EXTRACT:
'''
‘Sincerely, L. Cohen’

Published December 2, 2019
The writer is a member of staff.
The writer is a member of staff.

ON my first visit to Montreal some two decades ago, my host decided after dinner to take me for a walk. As we left the university premises, snow started to lightly fall — the first of the season — turning the world into a magical place of blurry lines and softly swirling flakes that caressed the cheek. Coming from Lahore, I was utterly enchanted.

A short walk through the quiet, darkened city streets later, we arrived at a leafy residential area. We stopped before a modest house, one amongst many like it, with a small, well-tended garden and a white picket fence of the variety that takes one straight back to the storybooks of childhood. As we halted on the footpath, I looked questioningly at my friend.

This is where Leonard Cohen lives, he answered, with a hush in his voice.

I was silenced. The note I’d heard in his voice had been reverence, and his mind, as was mine, would have been swirling — like the snowflakes around us — with a thousand remembered melodies and phrases, poetry and cadences and moments of revelation that this man’s singular talent produced. In the quiet of the night, I thought of the beauty and perspective that this man’s music had given me, far, far away in Lahore — and that, over a lifetime. That I was standing here now was a feeling that remains to this day quite indescribable.

Cohen’s voice in song is unique, yet crucial is the magic of the words he employs.

As we stood lost in thought, out of the windy white emerged a small knot of revellers, laughing and holding on to each others’ arms, catching snowflakes with gloved hands. But as they paused before this house, they fell silent. All of us stood there for a few minutes, supplicants at a shrine, together in devotion. Then, as if by mutual understanding that privacy must be maintained, we all turned and went on our way. Later, my friend told me that this had become a tradition in Montreal, especially amongst the university students: fans express their appreciation in all sorts of ways.

This month marks the third winter after Cohen’s 2016 death. Songwriter, singer, poet and novelist, the man has left on the world a mark that will prove indelible amongst the nuanced, as did (in very different ways), Pink Floyd or The Beatles or Bob Marley.

My mind hearkens back to that distant Montreal night because on Nov 23, it was reported that Cohen’s posthumous album, Thanks for the Dance, is to be released shortly. He had accomplished the songwriting and the vocals — in his signature baritone that never faltered with age — in the months just before his demise. In the years since, his son Adam, a musician himself, decided to do justice to what his father had intended to complete.
'''
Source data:
'''
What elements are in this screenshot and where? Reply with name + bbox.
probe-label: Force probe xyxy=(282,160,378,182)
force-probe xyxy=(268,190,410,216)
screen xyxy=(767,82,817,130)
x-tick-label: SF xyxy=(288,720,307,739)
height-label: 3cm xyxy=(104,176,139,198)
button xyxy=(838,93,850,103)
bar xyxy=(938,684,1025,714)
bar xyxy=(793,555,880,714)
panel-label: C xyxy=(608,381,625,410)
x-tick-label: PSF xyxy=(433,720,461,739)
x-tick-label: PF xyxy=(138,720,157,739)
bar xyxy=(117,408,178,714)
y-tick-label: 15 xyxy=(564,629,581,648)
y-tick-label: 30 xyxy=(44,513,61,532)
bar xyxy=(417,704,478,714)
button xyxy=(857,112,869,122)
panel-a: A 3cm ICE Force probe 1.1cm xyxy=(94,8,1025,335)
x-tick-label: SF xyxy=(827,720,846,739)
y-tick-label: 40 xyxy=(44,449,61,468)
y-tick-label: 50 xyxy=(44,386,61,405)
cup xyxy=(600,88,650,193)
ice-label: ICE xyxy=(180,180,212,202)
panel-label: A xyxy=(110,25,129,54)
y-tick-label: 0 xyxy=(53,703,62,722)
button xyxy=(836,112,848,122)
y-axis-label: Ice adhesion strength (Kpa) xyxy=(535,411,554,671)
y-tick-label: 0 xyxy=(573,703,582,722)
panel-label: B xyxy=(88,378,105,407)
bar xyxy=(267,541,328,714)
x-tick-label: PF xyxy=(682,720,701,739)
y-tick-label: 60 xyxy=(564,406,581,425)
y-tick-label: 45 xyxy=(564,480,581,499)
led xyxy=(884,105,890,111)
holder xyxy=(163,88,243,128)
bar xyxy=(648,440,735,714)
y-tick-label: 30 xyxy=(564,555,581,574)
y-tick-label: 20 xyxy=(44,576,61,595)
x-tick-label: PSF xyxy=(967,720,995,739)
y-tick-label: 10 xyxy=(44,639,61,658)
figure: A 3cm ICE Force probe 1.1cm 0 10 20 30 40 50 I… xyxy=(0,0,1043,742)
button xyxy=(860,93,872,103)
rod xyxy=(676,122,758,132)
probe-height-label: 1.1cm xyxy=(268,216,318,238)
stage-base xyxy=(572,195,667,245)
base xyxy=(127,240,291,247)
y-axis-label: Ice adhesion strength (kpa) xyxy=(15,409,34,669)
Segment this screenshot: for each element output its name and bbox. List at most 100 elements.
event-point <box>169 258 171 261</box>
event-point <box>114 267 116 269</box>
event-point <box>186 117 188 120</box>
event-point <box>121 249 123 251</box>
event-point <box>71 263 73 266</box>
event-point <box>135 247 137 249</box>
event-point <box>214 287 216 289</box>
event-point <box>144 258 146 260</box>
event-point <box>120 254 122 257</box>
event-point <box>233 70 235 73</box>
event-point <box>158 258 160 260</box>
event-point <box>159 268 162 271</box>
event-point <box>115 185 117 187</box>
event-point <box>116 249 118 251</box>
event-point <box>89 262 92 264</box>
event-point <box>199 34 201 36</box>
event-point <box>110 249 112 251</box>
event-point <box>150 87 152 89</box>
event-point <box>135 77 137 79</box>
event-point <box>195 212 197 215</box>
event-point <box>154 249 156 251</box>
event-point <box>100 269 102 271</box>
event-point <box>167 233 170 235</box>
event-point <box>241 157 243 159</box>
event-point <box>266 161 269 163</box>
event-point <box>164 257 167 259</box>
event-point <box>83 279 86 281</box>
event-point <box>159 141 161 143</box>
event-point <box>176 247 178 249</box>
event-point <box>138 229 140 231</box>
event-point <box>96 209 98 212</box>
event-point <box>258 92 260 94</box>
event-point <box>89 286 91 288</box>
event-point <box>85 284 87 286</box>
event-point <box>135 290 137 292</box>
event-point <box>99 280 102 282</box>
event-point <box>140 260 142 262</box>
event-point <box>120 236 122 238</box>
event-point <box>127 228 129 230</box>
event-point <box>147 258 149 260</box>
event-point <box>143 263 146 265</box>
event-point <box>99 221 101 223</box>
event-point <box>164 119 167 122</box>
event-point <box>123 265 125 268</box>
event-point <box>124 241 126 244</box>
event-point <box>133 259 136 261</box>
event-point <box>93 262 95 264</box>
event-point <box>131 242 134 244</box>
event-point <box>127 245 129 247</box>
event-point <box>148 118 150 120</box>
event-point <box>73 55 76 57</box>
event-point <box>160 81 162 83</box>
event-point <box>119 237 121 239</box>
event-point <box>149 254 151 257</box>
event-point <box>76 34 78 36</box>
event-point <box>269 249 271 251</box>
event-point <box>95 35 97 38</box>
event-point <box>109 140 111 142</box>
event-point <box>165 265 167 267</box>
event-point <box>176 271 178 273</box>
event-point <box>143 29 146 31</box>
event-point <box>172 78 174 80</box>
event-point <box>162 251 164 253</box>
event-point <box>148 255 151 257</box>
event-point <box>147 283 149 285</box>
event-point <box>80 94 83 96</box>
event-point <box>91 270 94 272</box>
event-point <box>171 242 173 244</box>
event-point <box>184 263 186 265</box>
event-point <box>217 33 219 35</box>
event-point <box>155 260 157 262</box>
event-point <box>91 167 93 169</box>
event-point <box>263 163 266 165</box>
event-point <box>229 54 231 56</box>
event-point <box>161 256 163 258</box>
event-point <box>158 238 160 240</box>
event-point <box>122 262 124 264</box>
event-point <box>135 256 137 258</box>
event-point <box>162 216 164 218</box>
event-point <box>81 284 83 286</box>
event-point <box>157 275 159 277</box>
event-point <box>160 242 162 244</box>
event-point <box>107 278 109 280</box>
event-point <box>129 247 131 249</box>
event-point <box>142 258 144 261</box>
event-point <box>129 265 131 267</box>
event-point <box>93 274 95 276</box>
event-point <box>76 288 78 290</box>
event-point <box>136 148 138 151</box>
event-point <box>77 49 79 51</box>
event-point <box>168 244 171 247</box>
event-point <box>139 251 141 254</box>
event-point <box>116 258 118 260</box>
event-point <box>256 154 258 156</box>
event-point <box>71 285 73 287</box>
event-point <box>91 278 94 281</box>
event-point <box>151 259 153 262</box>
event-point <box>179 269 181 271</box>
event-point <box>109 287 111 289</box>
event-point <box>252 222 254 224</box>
'''
TASKS AND EXERCISES:
1: Condense the paragraph beginning "As we stood lost in thought" in the Leonard Cohen column into a short bulleted list that keeps its main facts.
2: Carry on the column about Leonard Cohen, starting right after its final sentence.

TASK-BY-TASK RESULTS:
1:
- While the writer and the friend stood outside the house, a small group of laughing revellers came out of the snow, arm in arm, catching snowflakes with gloved hands.
- When they paused before the house, they fell silent.
- Everyone stood there for a few minutes, like supplicants at a shrine, united in devotion.
- Then, as if agreeing that privacy must be maintained, they all went on their way.
- The friend later explained that this had become a Montreal tradition, especially among university students, as fans show their appreciation in many ways.

2:
According to an AFP report by Maggy Donaldson, Adam assembled a number of star musicians such as Spanish guitarist Javier Mas, and Jennifer Warnes (who have collaborated earlier with the departed), and several others “to compose sparse but warm instrumentals to accompany Cohen’s rich baritone timbre. [...] Though his storied career needed no epilogue, [...] Thanks for the Dance offers a satisfying postscript, giving fans one last chance to savour his inimitable poetry.”

Poetry. That is the key. Cohen’s voice in song is unique, yet crucial is the magic of words that he employed to address issues from spirituality to death to politics to reflections on existentialism and the realities of the world, to say nothing of insights into the nature of love and lust, in equally arresting language and idiom. Other songwriters have spoken to these matters, but few with such exceptional talent for exactly the perfect words in the right place (and in lyric cadence) — which, perhaps, can be defined as the ones not thought of about using in quite this way, but now that it has been done, couldn’t have been more fitting. And, as any reader of poetry or literature knows, as important as the thought is the sequencing of the words, if a stanza or couplet is to be truly evocative. The fact that this poetry comes in song, with the richness and haunting dimension of music, simply adds to its complexity.

I am tempted to quote from his work here, but anyone who isn’t already familiar with his oeuvre can simply look them up. Look up ‘Famous Blue Raincoat’, or ‘I’m Your Man’, or ‘The Future’, or ‘Take this Waltz’, and while the music overwhelms you, pay attention to the poetry.

Some still argue whether songwriting can be considered a form of poetry. Well, that issue was quite conclusively put to rest in 2016, when Bob Dylan was awarded the Nobel Prize for Literature. The Swedish Academy described his status as deserving “for having created new poetic expressions within the great American song tradition”.

Dylan is expressive, but Cohen was a deeper thinking artist, just like his words and voice and imagery.

The writer is a member of staff.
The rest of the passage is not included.